■ TASK STATEMENT:
Without the pictures, reproduce the records that follow exactly.

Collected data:
-------

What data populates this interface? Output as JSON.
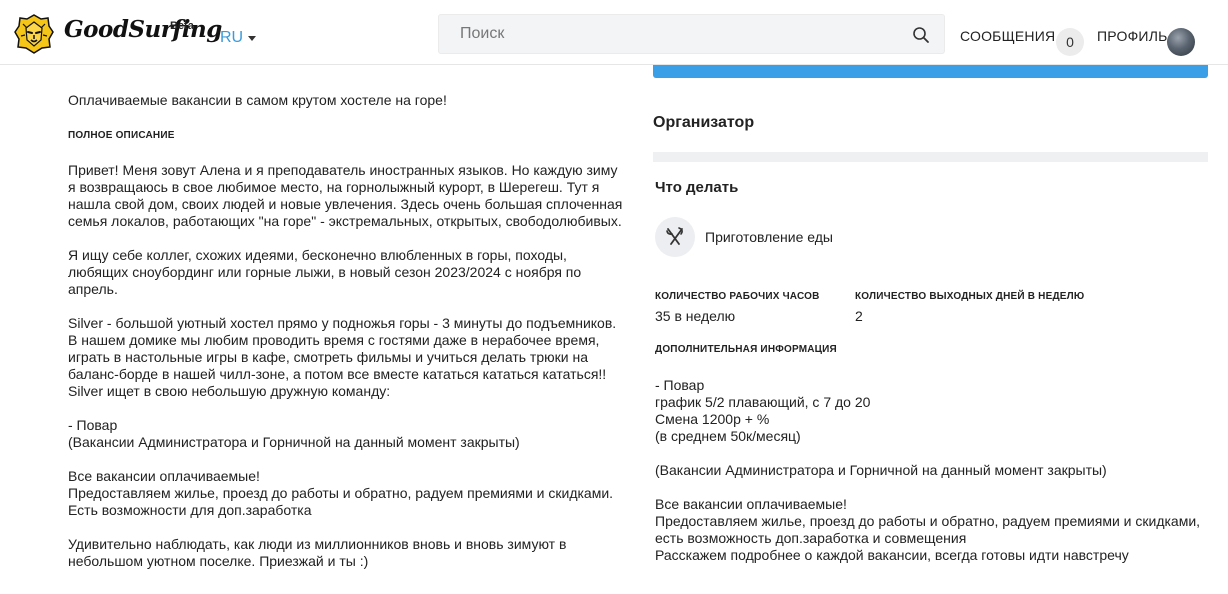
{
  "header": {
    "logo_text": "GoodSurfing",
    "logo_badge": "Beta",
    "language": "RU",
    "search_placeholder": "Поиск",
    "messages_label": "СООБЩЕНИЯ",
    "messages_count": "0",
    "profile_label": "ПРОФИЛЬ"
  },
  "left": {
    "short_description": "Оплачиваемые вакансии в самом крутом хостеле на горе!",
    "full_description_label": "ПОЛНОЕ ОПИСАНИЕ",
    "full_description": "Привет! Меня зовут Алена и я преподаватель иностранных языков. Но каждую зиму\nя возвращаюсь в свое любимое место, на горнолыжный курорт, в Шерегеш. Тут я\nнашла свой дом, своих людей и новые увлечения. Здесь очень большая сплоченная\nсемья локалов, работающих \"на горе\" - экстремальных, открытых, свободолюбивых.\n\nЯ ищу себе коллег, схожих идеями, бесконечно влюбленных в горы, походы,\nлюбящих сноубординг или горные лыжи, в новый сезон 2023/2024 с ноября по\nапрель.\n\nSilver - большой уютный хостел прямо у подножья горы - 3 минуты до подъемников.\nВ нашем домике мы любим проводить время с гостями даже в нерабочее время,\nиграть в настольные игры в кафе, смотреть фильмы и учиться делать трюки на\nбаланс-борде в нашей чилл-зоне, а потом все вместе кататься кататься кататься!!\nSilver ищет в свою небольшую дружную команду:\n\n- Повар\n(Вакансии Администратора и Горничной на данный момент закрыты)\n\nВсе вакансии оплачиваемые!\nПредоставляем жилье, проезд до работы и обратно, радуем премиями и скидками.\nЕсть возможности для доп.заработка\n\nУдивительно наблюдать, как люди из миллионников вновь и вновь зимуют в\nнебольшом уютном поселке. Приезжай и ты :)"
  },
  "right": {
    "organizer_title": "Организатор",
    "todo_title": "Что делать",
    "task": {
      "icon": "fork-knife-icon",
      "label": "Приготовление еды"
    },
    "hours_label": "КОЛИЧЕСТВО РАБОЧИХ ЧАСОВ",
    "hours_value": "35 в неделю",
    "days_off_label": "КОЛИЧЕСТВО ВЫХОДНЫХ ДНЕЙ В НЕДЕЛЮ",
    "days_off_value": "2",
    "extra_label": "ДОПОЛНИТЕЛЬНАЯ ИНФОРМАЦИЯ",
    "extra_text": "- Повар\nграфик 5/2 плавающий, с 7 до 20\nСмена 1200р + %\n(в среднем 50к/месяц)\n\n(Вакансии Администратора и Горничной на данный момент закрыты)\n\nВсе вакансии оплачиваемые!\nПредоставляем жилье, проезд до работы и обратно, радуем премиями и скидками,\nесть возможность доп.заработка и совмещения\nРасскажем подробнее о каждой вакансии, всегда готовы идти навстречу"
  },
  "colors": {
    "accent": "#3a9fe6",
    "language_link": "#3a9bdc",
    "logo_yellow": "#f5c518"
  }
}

-------

■ CORRECT OUTPUT:
What data populates this interface? Output as JSON.
{
  "header": {
    "logo_text": "GoodSurfing",
    "logo_badge": "Beta",
    "language": "RU",
    "search_placeholder": "Поиск",
    "messages_label": "СООБЩЕНИЯ",
    "messages_count": "0",
    "profile_label": "ПРОФИЛЬ"
  },
  "left": {
    "short_description": "Оплачиваемые вакансии в самом крутом хостеле на горе!",
    "full_description_label": "ПОЛНОЕ ОПИСАНИЕ",
    "full_description": "Привет! Меня зовут Алена и я преподаватель иностранных языков. Но каждую зиму\nя возвращаюсь в свое любимое место, на горнолыжный курорт, в Шерегеш. Тут я\nнашла свой дом, своих людей и новые увлечения. Здесь очень большая сплоченная\nсемья локалов, работающих \"на горе\" - экстремальных, открытых, свободолюбивых.\n\nЯ ищу себе коллег, схожих идеями, бесконечно влюбленных в горы, походы,\nлюбящих сноубординг или горные лыжи, в новый сезон 2023/2024 с ноября по\nапрель.\n\nSilver - большой уютный хостел прямо у подножья горы - 3 минуты до подъемников.\nВ нашем домике мы любим проводить время с гостями даже в нерабочее время,\nиграть в настольные игры в кафе, смотреть фильмы и учиться делать трюки на\nбаланс-борде в нашей чилл-зоне, а потом все вместе кататься кататься кататься!!\nSilver ищет в свою небольшую дружную команду:\n\n- Повар\n(Вакансии Администратора и Горничной на данный момент закрыты)\n\nВсе вакансии оплачиваемые!\nПредоставляем жилье, проезд до работы и обратно, радуем премиями и скидками.\nЕсть возможности для доп.заработка\n\nУдивительно наблюдать, как люди из миллионников вновь и вновь зимуют в\nнебольшом уютном поселке. Приезжай и ты :)"
  },
  "right": {
    "organizer_title": "Организатор",
    "todo_title": "Что делать",
    "task": {
      "icon": "fork-knife-icon",
      "label": "Приготовление еды"
    },
    "hours_label": "КОЛИЧЕСТВО РАБОЧИХ ЧАСОВ",
    "hours_value": "35 в неделю",
    "days_off_label": "КОЛИЧЕСТВО ВЫХОДНЫХ ДНЕЙ В НЕДЕЛЮ",
    "days_off_value": "2",
    "extra_label": "ДОПОЛНИТЕЛЬНАЯ ИНФОРМАЦИЯ",
    "extra_text": "- Повар\nграфик 5/2 плавающий, с 7 до 20\nСмена 1200р + %\n(в среднем 50к/месяц)\n\n(Вакансии Администратора и Горничной на данный момент закрыты)\n\nВсе вакансии оплачиваемые!\nПредоставляем жилье, проезд до работы и обратно, радуем премиями и скидками,\nесть возможность доп.заработка и совмещения\nРасскажем подробнее о каждой вакансии, всегда готовы идти навстречу"
  },
  "colors": {
    "accent": "#3a9fe6",
    "language_link": "#3a9bdc",
    "logo_yellow": "#f5c518"
  }
}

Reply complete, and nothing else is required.